[Collection entries]
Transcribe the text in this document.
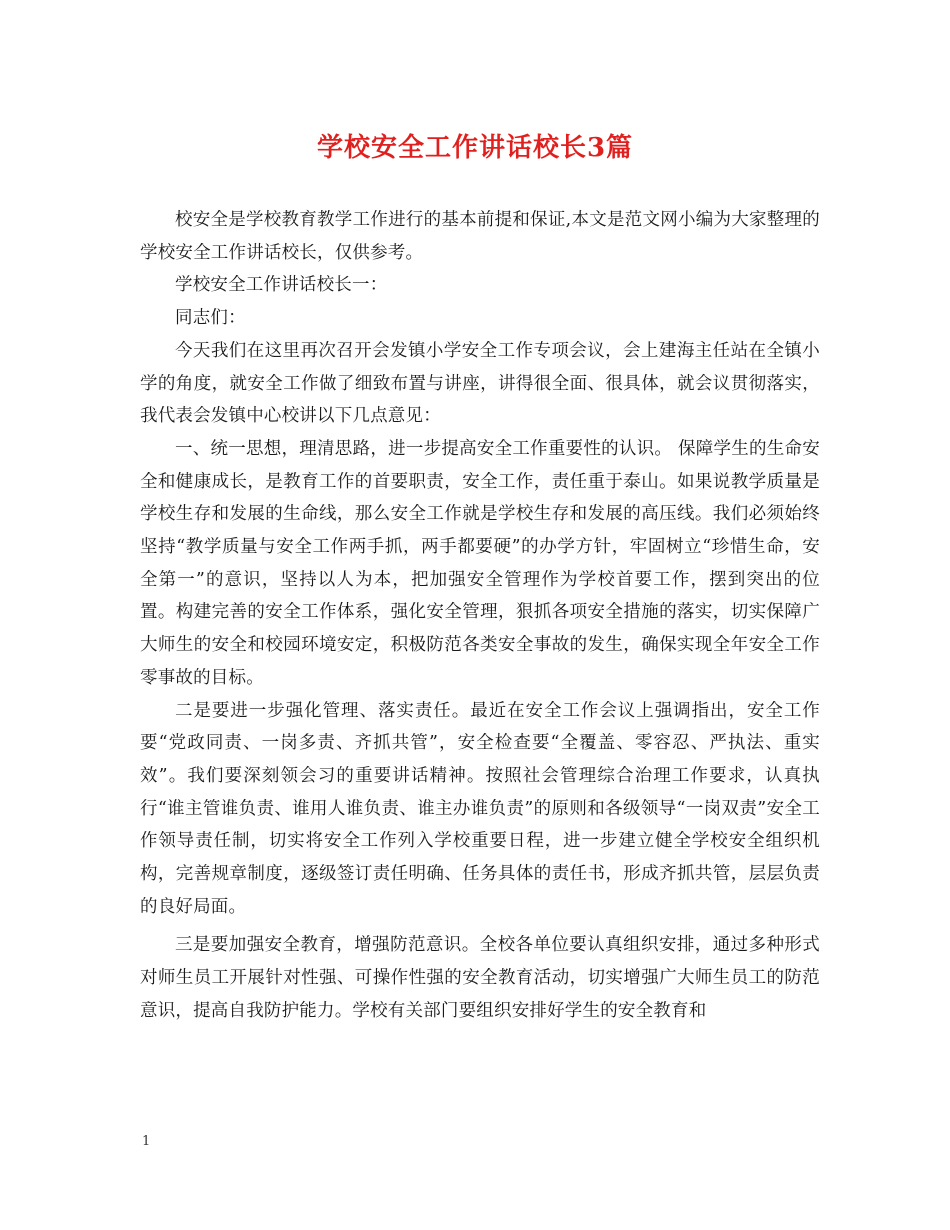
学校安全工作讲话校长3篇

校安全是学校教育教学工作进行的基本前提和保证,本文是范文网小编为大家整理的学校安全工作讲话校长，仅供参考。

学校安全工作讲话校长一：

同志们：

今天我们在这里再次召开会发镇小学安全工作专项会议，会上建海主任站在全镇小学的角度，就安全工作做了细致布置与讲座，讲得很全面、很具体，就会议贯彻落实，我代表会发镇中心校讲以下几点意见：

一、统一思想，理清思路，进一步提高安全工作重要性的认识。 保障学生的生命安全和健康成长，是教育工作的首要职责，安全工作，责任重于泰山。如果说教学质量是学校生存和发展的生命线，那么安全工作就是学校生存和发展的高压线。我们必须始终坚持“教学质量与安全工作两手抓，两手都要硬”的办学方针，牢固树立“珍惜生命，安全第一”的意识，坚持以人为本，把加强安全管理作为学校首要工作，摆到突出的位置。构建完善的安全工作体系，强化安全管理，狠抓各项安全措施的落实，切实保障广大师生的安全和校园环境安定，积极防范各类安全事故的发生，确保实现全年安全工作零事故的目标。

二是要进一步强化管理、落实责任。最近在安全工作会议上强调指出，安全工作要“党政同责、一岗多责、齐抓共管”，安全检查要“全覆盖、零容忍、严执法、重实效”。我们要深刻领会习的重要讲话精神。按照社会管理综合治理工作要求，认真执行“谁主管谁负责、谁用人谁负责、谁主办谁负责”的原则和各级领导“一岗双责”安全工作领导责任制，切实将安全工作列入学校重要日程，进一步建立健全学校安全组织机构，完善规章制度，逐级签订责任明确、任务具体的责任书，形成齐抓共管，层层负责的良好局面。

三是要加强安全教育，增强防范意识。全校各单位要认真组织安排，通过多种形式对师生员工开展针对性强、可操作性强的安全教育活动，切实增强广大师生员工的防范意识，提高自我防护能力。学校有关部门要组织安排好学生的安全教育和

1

[Task prompt]: The entries above should be reproduced exactly, without their pictures.

[Reply]:
Transcribe the text in this document.
学校安全工作讲话校长3篇

校安全是学校教育教学工作进行的基本前提和保证,本文是范文网小编为大家整理的学校安全工作讲话校长，仅供参考。

学校安全工作讲话校长一：

同志们：

今天我们在这里再次召开会发镇小学安全工作专项会议，会上建海主任站在全镇小学的角度，就安全工作做了细致布置与讲座，讲得很全面、很具体，就会议贯彻落实，我代表会发镇中心校讲以下几点意见：

一、统一思想，理清思路，进一步提高安全工作重要性的认识。 保障学生的生命安全和健康成长，是教育工作的首要职责，安全工作，责任重于泰山。如果说教学质量是学校生存和发展的生命线，那么安全工作就是学校生存和发展的高压线。我们必须始终坚持“教学质量与安全工作两手抓，两手都要硬”的办学方针，牢固树立“珍惜生命，安全第一”的意识，坚持以人为本，把加强安全管理作为学校首要工作，摆到突出的位置。构建完善的安全工作体系，强化安全管理，狠抓各项安全措施的落实，切实保障广大师生的安全和校园环境安定，积极防范各类安全事故的发生，确保实现全年安全工作零事故的目标。

二是要进一步强化管理、落实责任。最近在安全工作会议上强调指出，安全工作要“党政同责、一岗多责、齐抓共管”，安全检查要“全覆盖、零容忍、严执法、重实效”。我们要深刻领会习的重要讲话精神。按照社会管理综合治理工作要求，认真执行“谁主管谁负责、谁用人谁负责、谁主办谁负责”的原则和各级领导“一岗双责”安全工作领导责任制，切实将安全工作列入学校重要日程，进一步建立健全学校安全组织机构，完善规章制度，逐级签订责任明确、任务具体的责任书，形成齐抓共管，层层负责的良好局面。

三是要加强安全教育，增强防范意识。全校各单位要认真组织安排，通过多种形式对师生员工开展针对性强、可操作性强的安全教育活动，切实增强广大师生员工的防范意识，提高自我防护能力。学校有关部门要组织安排好学生的安全教育和

1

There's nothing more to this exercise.